• AIM OF THE EXERCISE
Retype the data that follows line by line, exactly, and leave its pictures out.

(Extracted records)
++++

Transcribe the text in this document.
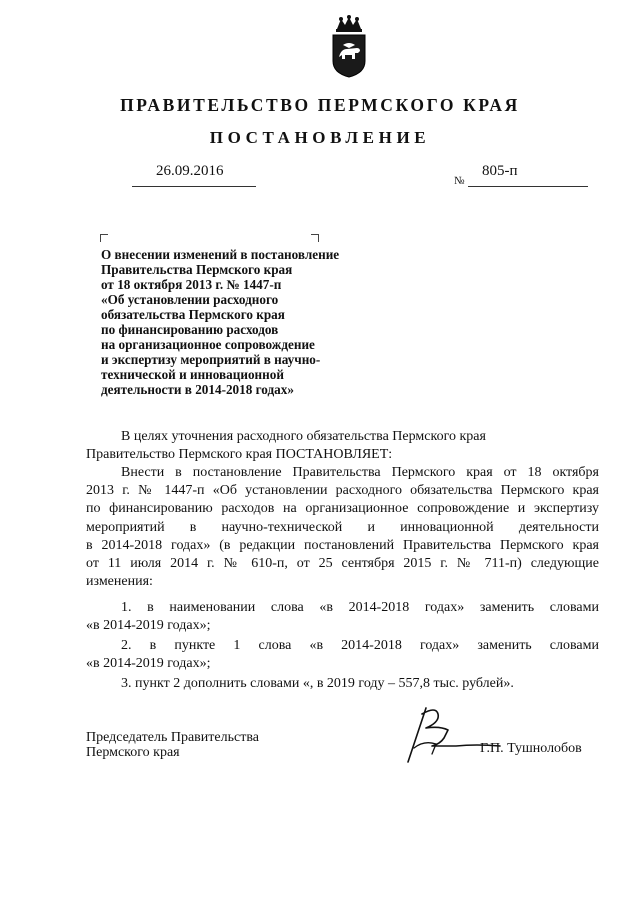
ПРАВИТЕЛЬСТВО ПЕРМСКОГО КРАЯ
ПОСТАНОВЛЕНИЕ
26.09.2016
№
805-п
О внесении изменений в постановление
Правительства Пермского края
от 18 октября 2013 г. № 1447-п
«Об установлении расходного
обязательства Пермского края
по финансированию расходов
на организационное сопровождение
и экспертизу мероприятий в научно-
технической и инновационной
деятельности в 2014-2018 годах»
В целях уточнения расходного обязательства Пермского края
Правительство Пермского края ПОСТАНОВЛЯЕТ:
Внести в постановление Правительства Пермского края от 18 октября
2013 г. № 1447-п «Об установлении расходного обязательства Пермского края
по финансированию расходов на организационное сопровождение и экспертизу
мероприятий в научно-технической и инновационной деятельности
в 2014-2018 годах» (в редакции постановлений Правительства Пермского края
от 11 июля 2014 г. № 610-п, от 25 сентября 2015 г. № 711-п) следующие
изменения:
1. в наименовании слова «в 2014-2018 годах» заменить словами
«в 2014-2019 годах»;
2. в пункте 1 слова «в 2014-2018 годах» заменить словами
«в 2014-2019 годах»;
3. пункт 2 дополнить словами «, в 2019 году – 557,8 тыс. рублей».
Председатель Правительства
Пермского края	Г.П. Тушнолобов
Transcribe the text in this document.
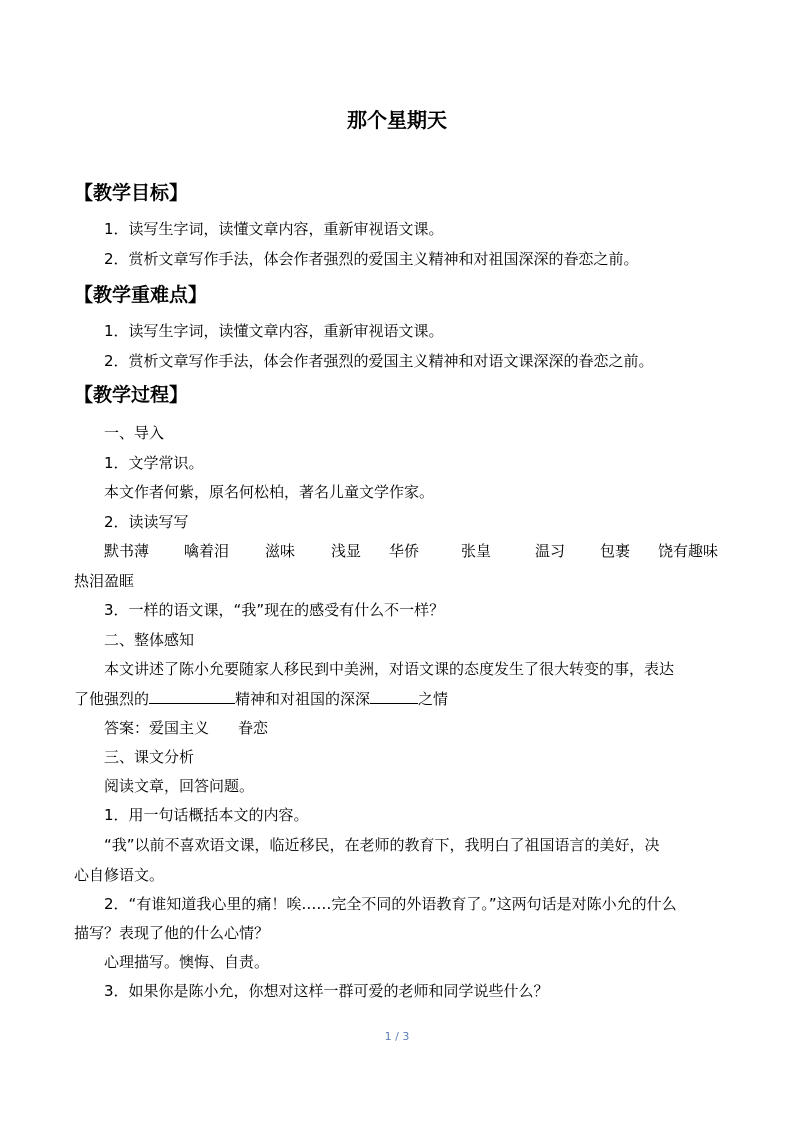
那个星期天
【教学目标】
1．读写生字词，读懂文章内容，重新审视语文课。
2．赏析文章写作手法，体会作者强烈的爱国主义精神和对祖国深深的眷恋之前。
【教学重难点】
1．读写生字词，读懂文章内容，重新审视语文课。
2．赏析文章写作手法，体会作者强烈的爱国主义精神和对语文课深深的眷恋之前。
【教学过程】
一、导入
1．文学常识。
本文作者何紫，原名何松柏，著名儿童文学作家。
2．读读写写
默书薄 噙着泪 滋味 浅显 华侨	张皇	温习 包裹 饶有趣味
热泪盈眶
3．一样的语文课，“我”现在的感受有什么不一样？
二、整体感知
本文讲述了陈小允要随家人移民到中美洲，对语文课的态度发生了很大转变的事，表达
了他强烈的	精神和对祖国的深深	之情
答案：爱国主义 眷恋
三、课文分析
阅读文章，回答问题。
1．用一句话概括本文的内容。
“我”以前不喜欢语文课，临近移民，在老师的教育下，我明白了祖国语言的美好，决
心自修语文。
2．“有谁知道我心里的痛！唉……完全不同的外语教育了。”这两句话是对陈小允的什么
描写？表现了他的什么心情？
心理描写。懊悔、自责。
3．如果你是陈小允，你想对这样一群可爱的老师和同学说些什么？
1 / 3
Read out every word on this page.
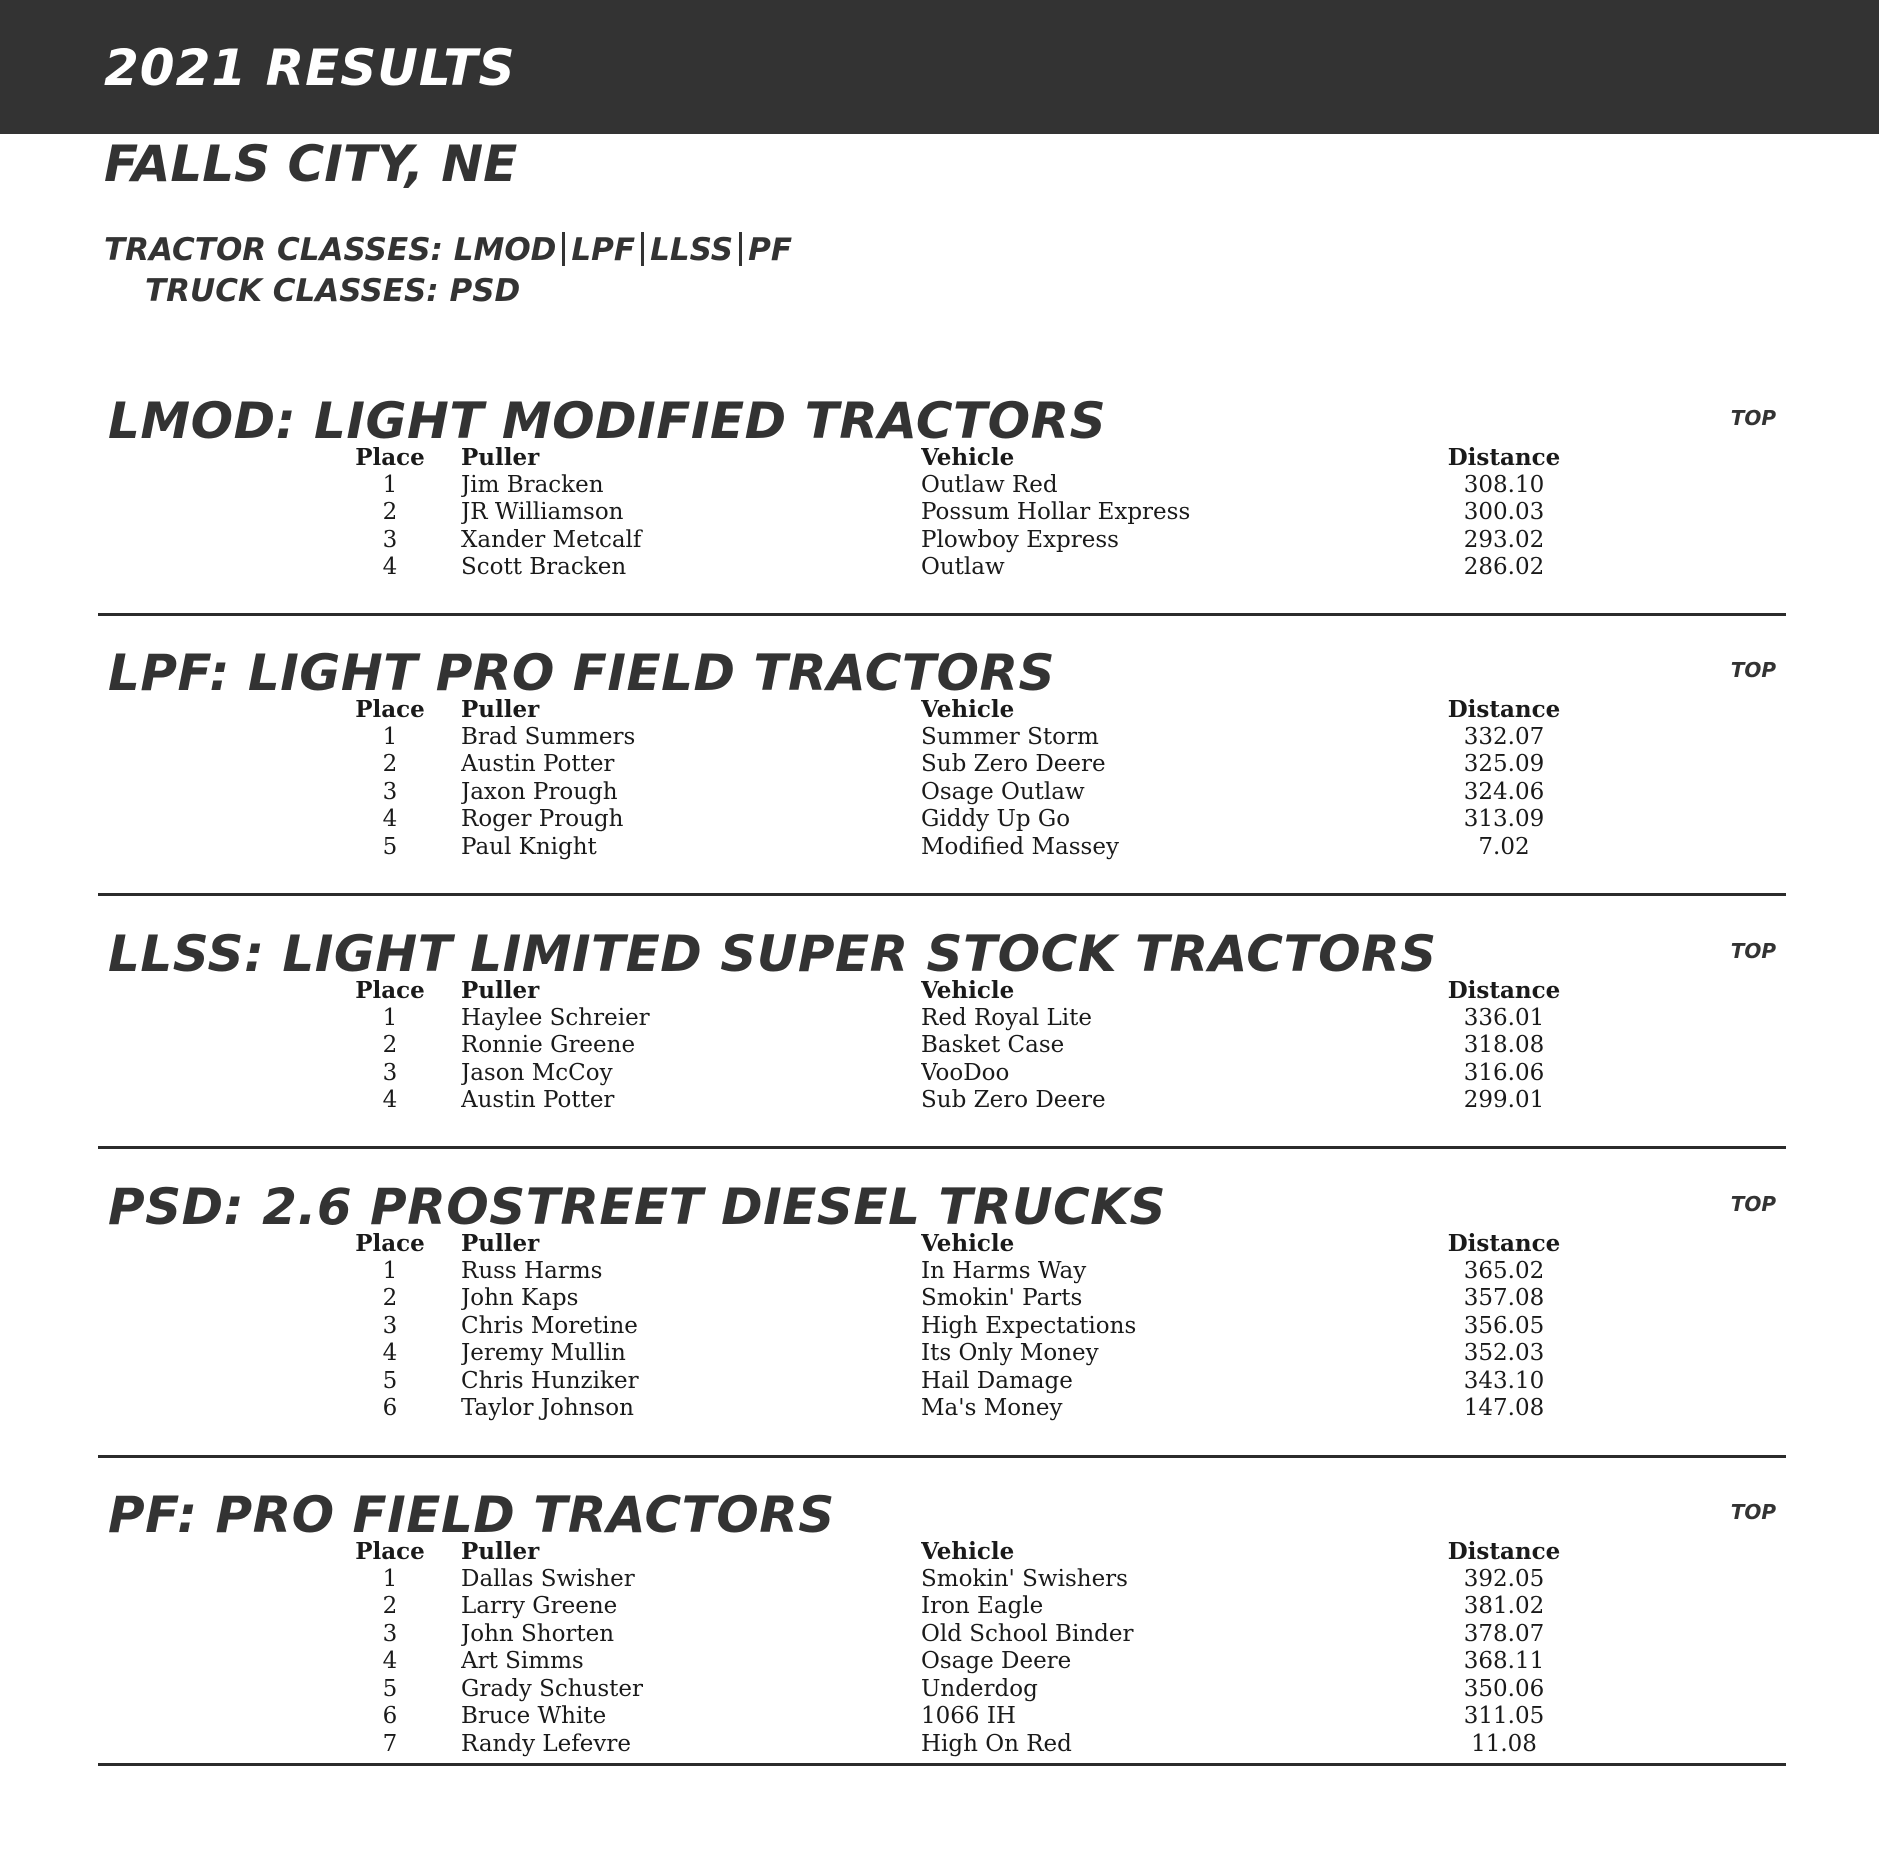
2021 RESULTS
FALLS CITY, NE
TRACTOR CLASSES: LMOD LPF LLSS PF
TRUCK CLASSES: PSD
LMOD: LIGHT MODIFIED TRACTORS	TOP
	Place	Puller	Vehicle	Distance	
	1	Jim Bracken	Outlaw Red	308.10	
	2	JR Williamson	Possum Hollar Express	300.03	
	3	Xander Metcalf	Plowboy Express	293.02	
	4	Scott Bracken	Outlaw	286.02	
LPF: LIGHT PRO FIELD TRACTORS	TOP
	Place	Puller	Vehicle	Distance	
	1	Brad Summers	Summer Storm	332.07	
	2	Austin Potter	Sub Zero Deere	325.09	
	3	Jaxon Prough	Osage Outlaw	324.06	
	4	Roger Prough	Giddy Up Go	313.09	
	5	Paul Knight	Modified Massey	7.02	
LLSS: LIGHT LIMITED SUPER STOCK TRACTORS	TOP
	Place	Puller	Vehicle	Distance	
	1	Haylee Schreier	Red Royal Lite	336.01	
	2	Ronnie Greene	Basket Case	318.08	
	3	Jason McCoy	VooDoo	316.06	
	4	Austin Potter	Sub Zero Deere	299.01	
PSD: 2.6 PROSTREET DIESEL TRUCKS	TOP
	Place	Puller	Vehicle	Distance	
	1	Russ Harms	In Harms Way	365.02	
	2	John Kaps	Smokin' Parts	357.08	
	3	Chris Moretine	High Expectations	356.05	
	4	Jeremy Mullin	Its Only Money	352.03	
	5	Chris Hunziker	Hail Damage	343.10	
	6	Taylor Johnson	Ma's Money	147.08	
PF: PRO FIELD TRACTORS	TOP
	Place	Puller	Vehicle	Distance	
	1	Dallas Swisher	Smokin' Swishers	392.05	
	2	Larry Greene	Iron Eagle	381.02	
	3	John Shorten	Old School Binder	378.07	
	4	Art Simms	Osage Deere	368.11	
	5	Grady Schuster	Underdog	350.06	
	6	Bruce White	1066 IH	311.05	
	7	Randy Lefevre	High On Red	11.08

++++

• TASK RESULT
Transcribe the text in this document.
ПРАВИТЕЛЬСТВО ПЕРМСКОГО КРАЯ
ПОСТАНОВЛЕНИЕ
26.09.2016
№
805-п
О внесении изменений в постановление
Правительства Пермского края
от 18 октября 2013 г. № 1447-п
«Об установлении расходного
обязательства Пермского края
по финансированию расходов
на организационное сопровождение
и экспертизу мероприятий в научно-
технической и инновационной
деятельности в 2014-2018 годах»
В целях уточнения расходного обязательства Пермского края
Правительство Пермского края ПОСТАНОВЛЯЕТ:
Внести в постановление Правительства Пермского края от 18 октября
2013 г. № 1447-п «Об установлении расходного обязательства Пермского края
по финансированию расходов на организационное сопровождение и экспертизу
мероприятий в научно-технической и инновационной деятельности
в 2014-2018 годах» (в редакции постановлений Правительства Пермского края
от 11 июля 2014 г. № 610-п, от 25 сентября 2015 г. № 711-п) следующие
изменения:
1. в наименовании слова «в 2014-2018 годах» заменить словами
«в 2014-2019 годах»;
2. в пункте 1 слова «в 2014-2018 годах» заменить словами
«в 2014-2019 годах»;
3. пункт 2 дополнить словами «, в 2019 году – 557,8 тыс. рублей».
Председатель Правительства
Пермского края	Г.П. Тушнолобов
Transcribe the text in this document.
那个星期天
【教学目标】
1．读写生字词，读懂文章内容，重新审视语文课。
2．赏析文章写作手法，体会作者强烈的爱国主义精神和对祖国深深的眷恋之前。
【教学重难点】
1．读写生字词，读懂文章内容，重新审视语文课。
2．赏析文章写作手法，体会作者强烈的爱国主义精神和对语文课深深的眷恋之前。
【教学过程】
一、导入
1．文学常识。
本文作者何紫，原名何松柏，著名儿童文学作家。
2．读读写写
默书薄 噙着泪 滋味 浅显 华侨	张皇	温习 包裹 饶有趣味
热泪盈眶
3．一样的语文课，“我”现在的感受有什么不一样？
二、整体感知
本文讲述了陈小允要随家人移民到中美洲，对语文课的态度发生了很大转变的事，表达
了他强烈的	精神和对祖国的深深	之情
答案：爱国主义 眷恋
三、课文分析
阅读文章，回答问题。
1．用一句话概括本文的内容。
“我”以前不喜欢语文课，临近移民，在老师的教育下，我明白了祖国语言的美好，决
心自修语文。
2．“有谁知道我心里的痛！唉……完全不同的外语教育了。”这两句话是对陈小允的什么
描写？表现了他的什么心情？
心理描写。懊悔、自责。
3．如果你是陈小允，你想对这样一群可爱的老师和同学说些什么？
1 / 3
Read out every word on this page.
2021 RESULTS
FALLS CITY, NE
TRACTOR CLASSES: LMOD LPF LLSS PF
TRUCK CLASSES: PSD
LMOD: LIGHT MODIFIED TRACTORS	TOP
	Place	Puller	Vehicle	Distance	
	1	Jim Bracken	Outlaw Red	308.10	
	2	JR Williamson	Possum Hollar Express	300.03	
	3	Xander Metcalf	Plowboy Express	293.02	
	4	Scott Bracken	Outlaw	286.02	
LPF: LIGHT PRO FIELD TRACTORS	TOP
	Place	Puller	Vehicle	Distance	
	1	Brad Summers	Summer Storm	332.07	
	2	Austin Potter	Sub Zero Deere	325.09	
	3	Jaxon Prough	Osage Outlaw	324.06	
	4	Roger Prough	Giddy Up Go	313.09	
	5	Paul Knight	Modified Massey	7.02	
LLSS: LIGHT LIMITED SUPER STOCK TRACTORS	TOP
	Place	Puller	Vehicle	Distance	
	1	Haylee Schreier	Red Royal Lite	336.01	
	2	Ronnie Greene	Basket Case	318.08	
	3	Jason McCoy	VooDoo	316.06	
	4	Austin Potter	Sub Zero Deere	299.01	
PSD: 2.6 PROSTREET DIESEL TRUCKS	TOP
	Place	Puller	Vehicle	Distance	
	1	Russ Harms	In Harms Way	365.02	
	2	John Kaps	Smokin' Parts	357.08	
	3	Chris Moretine	High Expectations	356.05	
	4	Jeremy Mullin	Its Only Money	352.03	
	5	Chris Hunziker	Hail Damage	343.10	
	6	Taylor Johnson	Ma's Money	147.08	
PF: PRO FIELD TRACTORS	TOP
	Place	Puller	Vehicle	Distance	
	1	Dallas Swisher	Smokin' Swishers	392.05	
	2	Larry Greene	Iron Eagle	381.02	
	3	John Shorten	Old School Binder	378.07	
	4	Art Simms	Osage Deere	368.11	
	5	Grady Schuster	Underdog	350.06	
	6	Bruce White	1066 IH	311.05	
	7	Randy Lefevre	High On Red	11.08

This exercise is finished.